>> BEGIN Page excerpt

Wednesday, December 9, 2009
On November 14, 2009 a group of world class performers descended upon PlayhouseSquare's State Theatre in Cleveland to pay tribute to Janis Joplin during the 14th annual, Rock and Roll Hall of Fame, American Music Masters series, entitled Kozmic Blues: The Life and Music of Janis Joplin.
The concert lineup consisted of Rock and Roll Hall of Fame inductees Ray Benson, Guy Clark, Roky Erickson, Nick Gravenites, Nona Hendryx, Bettye LaVette, Country Joe McDonald, Bob Neuwirth, Powell St. John, Susan Tedeschi, Lucinda Williams, Carolyn Wonderland, and Santana co-founders Gregg Rolie and Michael Carrabello.
Janis Joplin’s sister, Laura, said “I am touched, as is the rest of the family, that Janis’ musical and social power continue to inspire and remain important in the lives of so many,” said Laura Joplin, Janis’ sister. “We thank the Rock Hall for selecting her for the 2009 American Music Masters series. It is a true compliment and homage to her contributions, and she would be proud to see her name among the others who have been honored.”
The show was headlined by Grammy Award-winning singer-songwriter Lucinda Williams. Williams even debuted a new tune, written especially for the occasion.
"I just finished it a little bit ago," she told a near-capacity crowd of 2,000-plus fans before launching into "Difficult Child," a touching ode to the MIA guest of honor.
"I was a difficult child right from the start / I was running wild before I could walk," Williams sang with a luxurious drawl, accompanying herself on acoustic guitar.
Lucinda Williams was the wrong act to close the show. She appeared out of it and a bit unprofessional. She seemed to have 'phoned-in' her performance. She didn't even know the words! For someone who was supposed to 'embody the spirit of Janis Joplin's work', she was a let down. Melissa Etheridge should have closed the show or at least the amazing talents of Susan Tedeschi and Carolyn Wonderland - they truly embodied the work of Janis. Even Terry Stewart seemed unimpressed by Williams.

>> END Page excerpt
>> BEGIN Items

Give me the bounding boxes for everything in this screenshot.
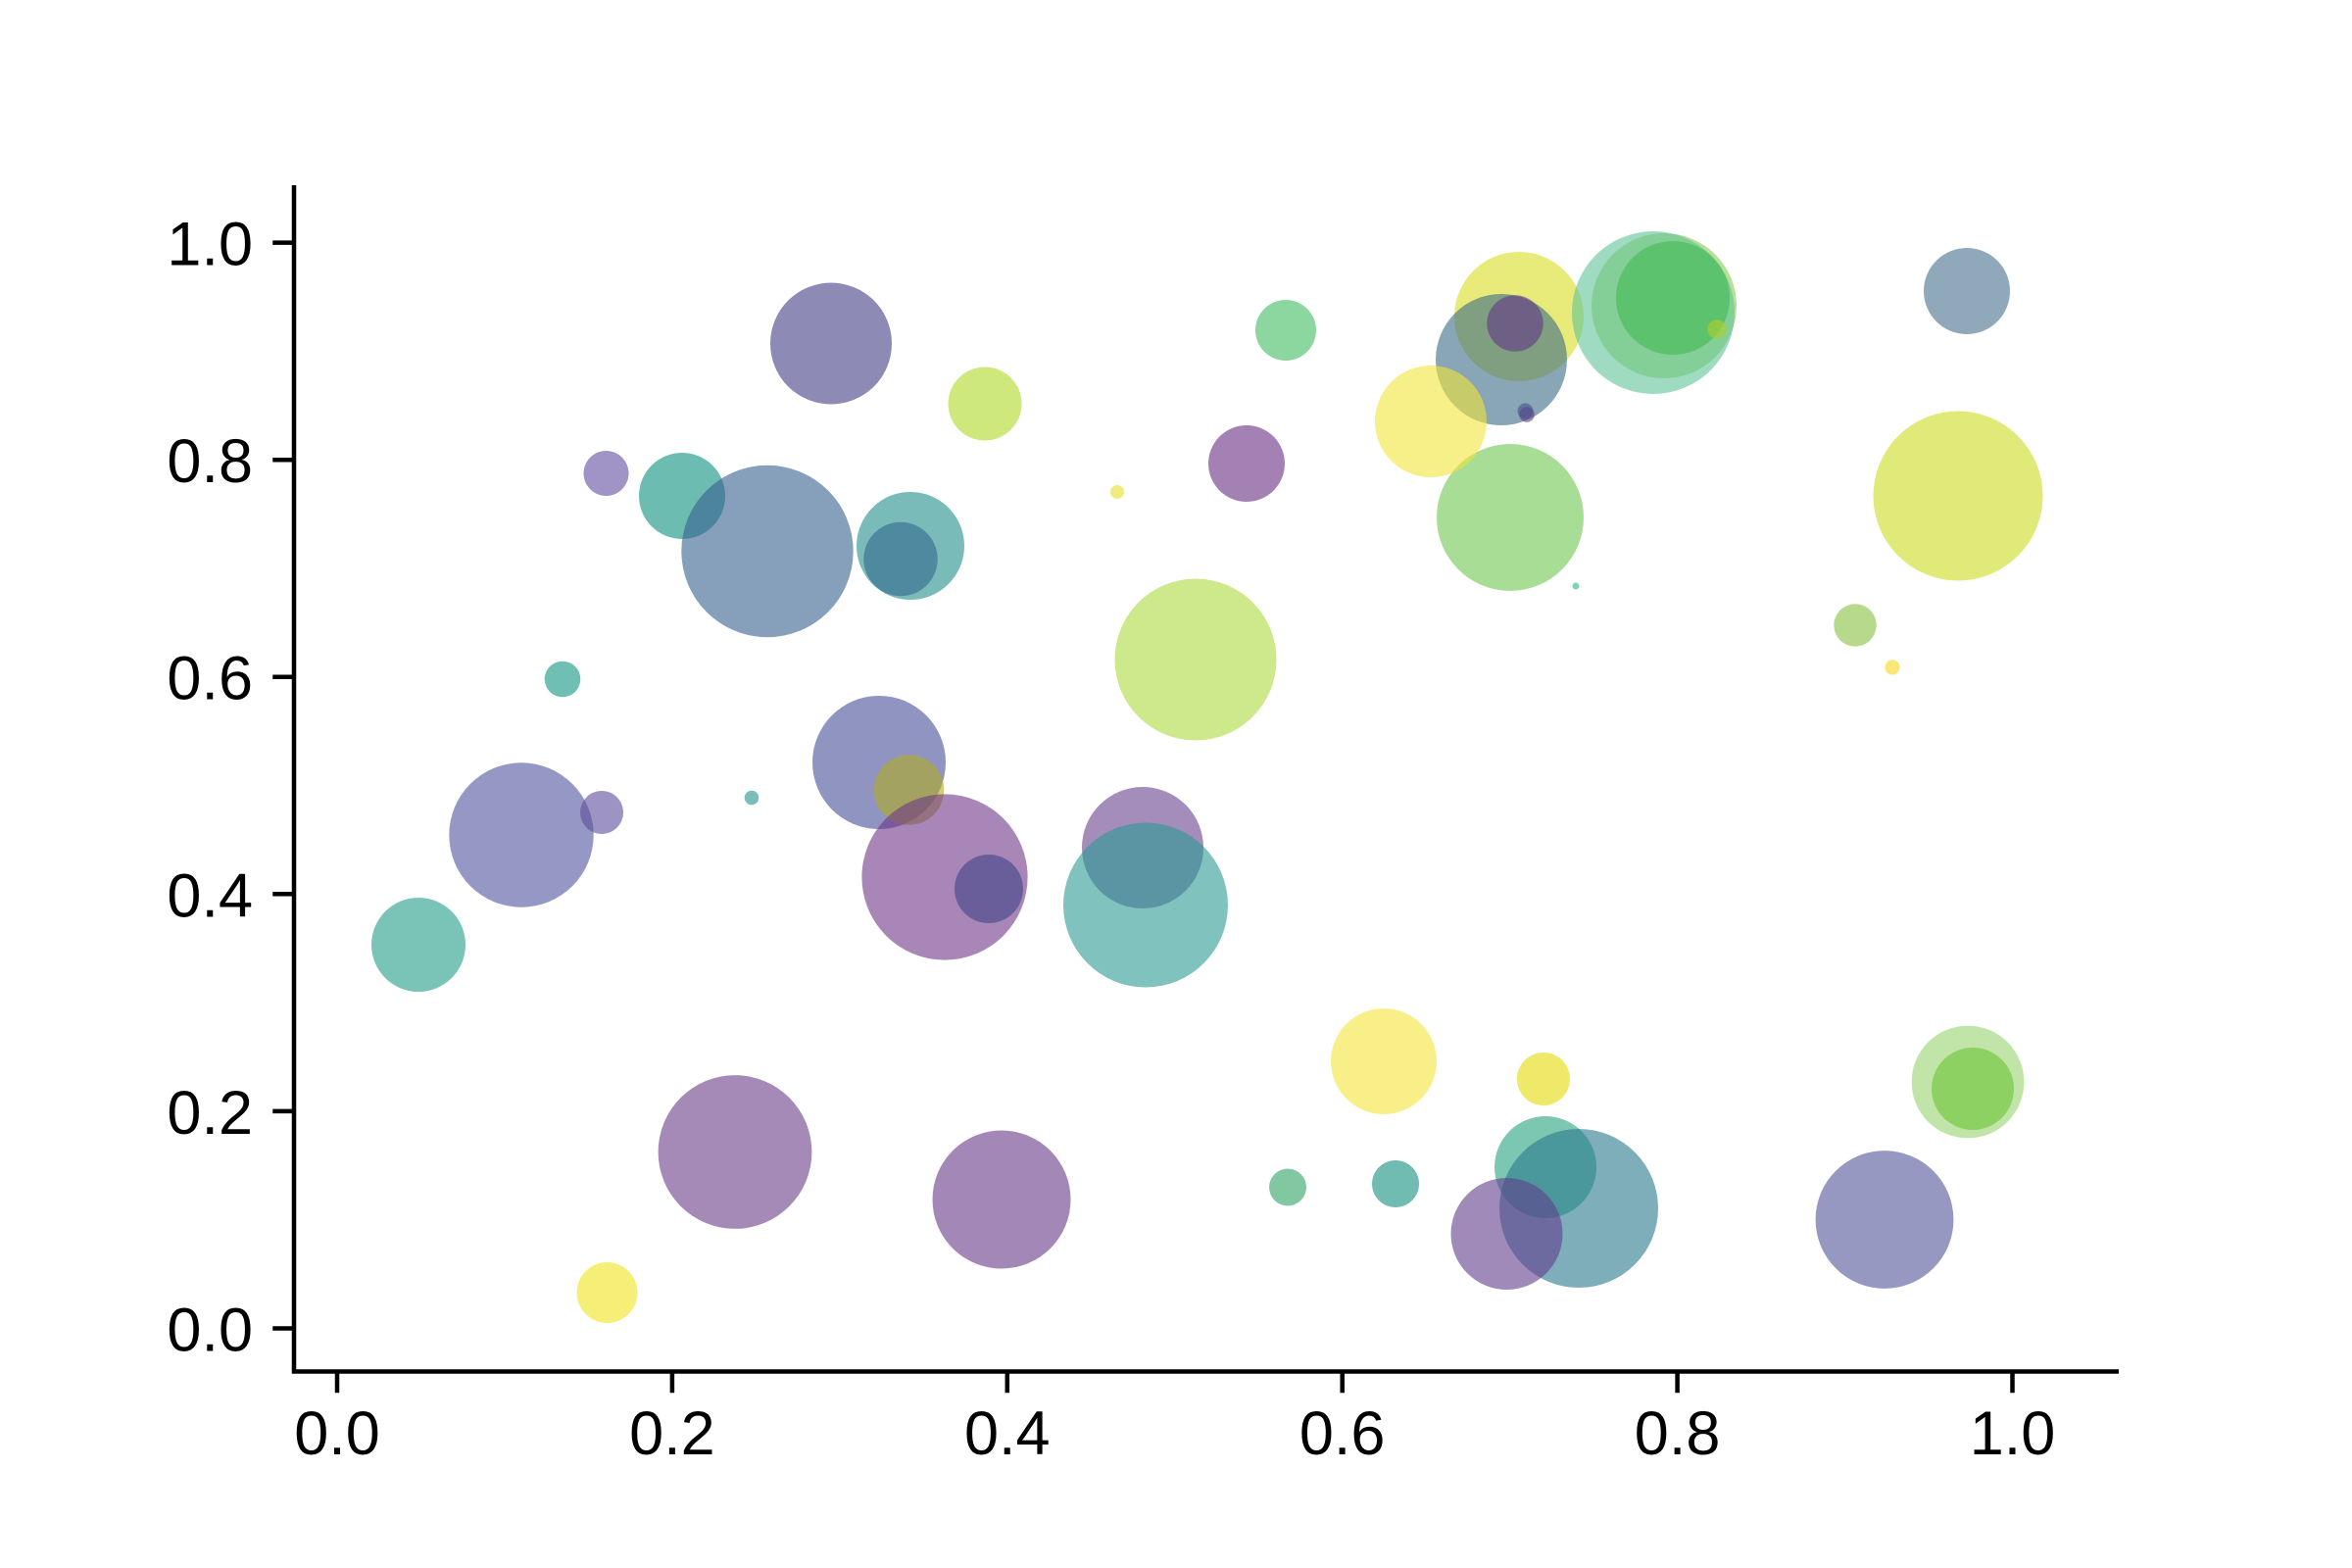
svg-text:0.0: 0.0 — [294, 1399, 380, 1468]
svg-text:0.4: 0.4 — [167, 861, 253, 930]
svg-text:0.2: 0.2 — [167, 1079, 253, 1148]
svg-text:1.0: 1.0 — [1970, 1399, 2056, 1468]
svg-text:0.4: 0.4 — [964, 1399, 1051, 1468]
svg-text:1.0: 1.0 — [167, 211, 253, 279]
svg-text:0.0: 0.0 — [167, 1297, 253, 1365]
svg-text:0.2: 0.2 — [629, 1399, 715, 1468]
svg-text:0.6: 0.6 — [167, 645, 253, 713]
svg-text:0.8: 0.8 — [167, 427, 253, 496]
svg-text:0.8: 0.8 — [1635, 1399, 1721, 1468]
svg-text:0.6: 0.6 — [1299, 1399, 1386, 1468]
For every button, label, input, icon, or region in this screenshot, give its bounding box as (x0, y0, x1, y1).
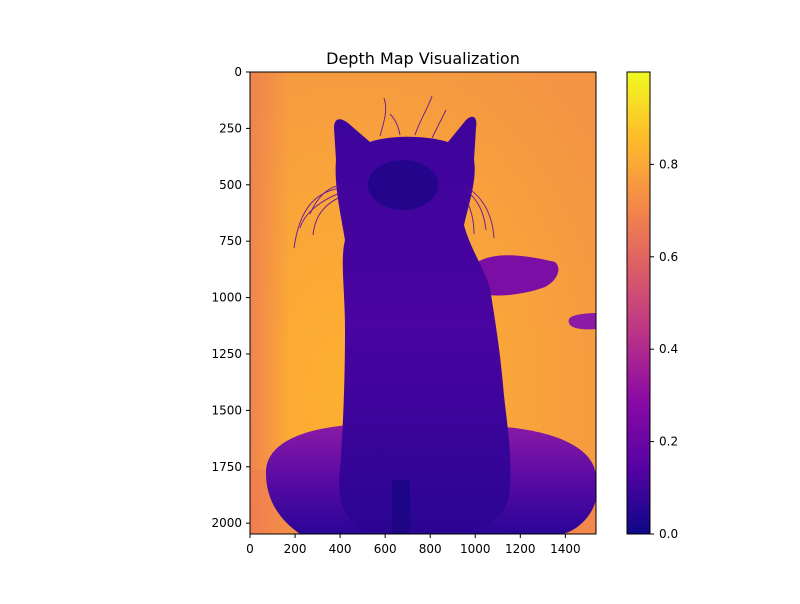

>> END Items

● Short task
Transcribe the stretch of the Janis Joplin tribute concert post from "Wednesday, December 9, 2009" through "of Janis Joplin.".

● Output for this task
Wednesday, December 9, 2009
On November 14, 2009 a group of world class performers descended upon PlayhouseSquare's State Theatre in Cleveland to pay tribute to Janis Joplin during the 14th annual, Rock and Roll Hall of Fame, American Music Masters series, entitled Kozmic Blues: The Life and Music of Janis Joplin.